> **GIVEN EXERCISE**
Return all lines that include the string "après".

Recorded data
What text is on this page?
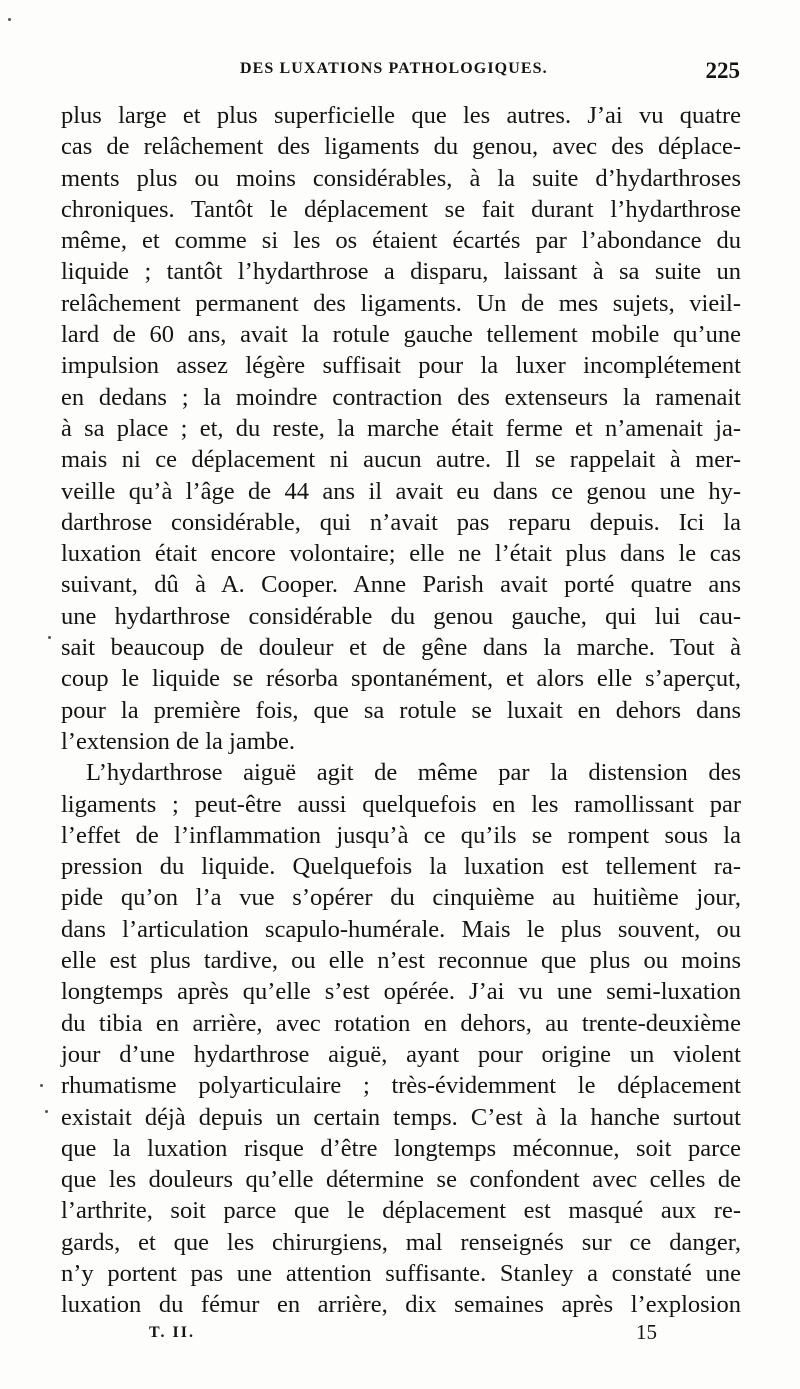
DES LUXATIONS PATHOLOGIQUES.	225
plus large et plus superficielle que les autres. J’ai vu quatre
cas de relâchement des ligaments du genou, avec des déplace-
ments plus ou moins considérables, à la suite d’hydarthroses
chroniques. Tantôt le déplacement se fait durant l’hydarthrose
même, et comme si les os étaient écartés par l’abondance du
liquide ; tantôt l’hydarthrose a disparu, laissant à sa suite un
relâchement permanent des ligaments. Un de mes sujets, vieil-
lard de 60 ans, avait la rotule gauche tellement mobile qu’une
impulsion assez légère suffisait pour la luxer incomplétement
en dedans ; la moindre contraction des extenseurs la ramenait
à sa place ; et, du reste, la marche était ferme et n’amenait ja-
mais ni ce déplacement ni aucun autre. Il se rappelait à mer-
veille qu’à l’âge de 44 ans il avait eu dans ce genou une hy-
darthrose considérable, qui n’avait pas reparu depuis. Ici la
luxation était encore volontaire; elle ne l’était plus dans le cas
suivant, dû à A. Cooper. Anne Parish avait porté quatre ans
une hydarthrose considérable du genou gauche, qui lui cau-
sait beaucoup de douleur et de gêne dans la marche. Tout à
coup le liquide se résorba spontanément, et alors elle s’aperçut,
pour la première fois, que sa rotule se luxait en dehors dans
l’extension de la jambe.
L’hydarthrose aiguë agit de même par la distension des
ligaments ; peut-être aussi quelquefois en les ramollissant par
l’effet de l’inflammation jusqu’à ce qu’ils se rompent sous la
pression du liquide. Quelquefois la luxation est tellement ra-
pide qu’on l’a vue s’opérer du cinquième au huitième jour,
dans l’articulation scapulo-humérale. Mais le plus souvent, ou
elle est plus tardive, ou elle n’est reconnue que plus ou moins
longtemps après qu’elle s’est opérée. J’ai vu une semi-luxation
du tibia en arrière, avec rotation en dehors, au trente-deuxième
jour d’une hydarthrose aiguë, ayant pour origine un violent
rhumatisme polyarticulaire ; très-évidemment le déplacement
existait déjà depuis un certain temps. C’est à la hanche surtout
que la luxation risque d’être longtemps méconnue, soit parce
que les douleurs qu’elle détermine se confondent avec celles de
l’arthrite, soit parce que le déplacement est masqué aux re-
gards, et que les chirurgiens, mal renseignés sur ce danger,
n’y portent pas une attention suffisante. Stanley a constaté une
luxation du fémur en arrière, dix semaines après l’explosion
T. II.	15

> **FINAL ANSWER**
longtemps après qu’elle s’est opérée. J’ai vu une semi-luxation
luxation du fémur en arrière, dix semaines après l’explosion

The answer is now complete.